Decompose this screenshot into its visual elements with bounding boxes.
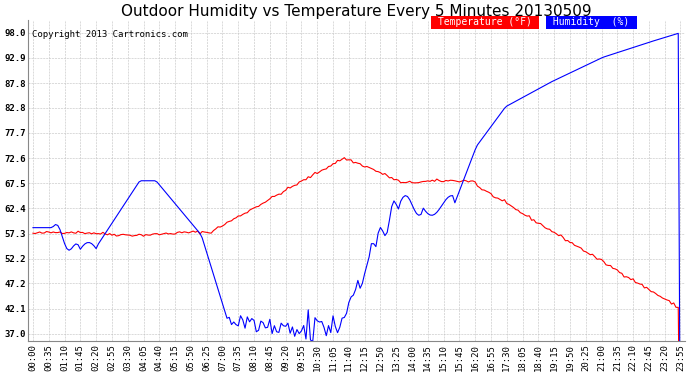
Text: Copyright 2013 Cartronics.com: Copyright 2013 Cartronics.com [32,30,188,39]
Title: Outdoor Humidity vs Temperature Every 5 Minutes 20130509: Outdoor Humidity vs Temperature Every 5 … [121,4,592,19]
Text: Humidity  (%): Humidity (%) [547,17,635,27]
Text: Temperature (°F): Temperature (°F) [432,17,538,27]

● ● ● ● ● ● ●

#### [Direction]
Rewrite the data with every occurrence of "bounding boxes" changed to "coordinates" and everything else kept the same. Omit the pictures from your answer.

#### [Task solution]
Decompose this screenshot into its visual elements with coordinates.
Text: Copyright 2013 Cartronics.com: Copyright 2013 Cartronics.com [32,30,188,39]
Title: Outdoor Humidity vs Temperature Every 5 Minutes 20130509: Outdoor Humidity vs Temperature Every 5 … [121,4,592,19]
Text: Humidity  (%): Humidity (%) [547,17,635,27]
Text: Temperature (°F): Temperature (°F) [432,17,538,27]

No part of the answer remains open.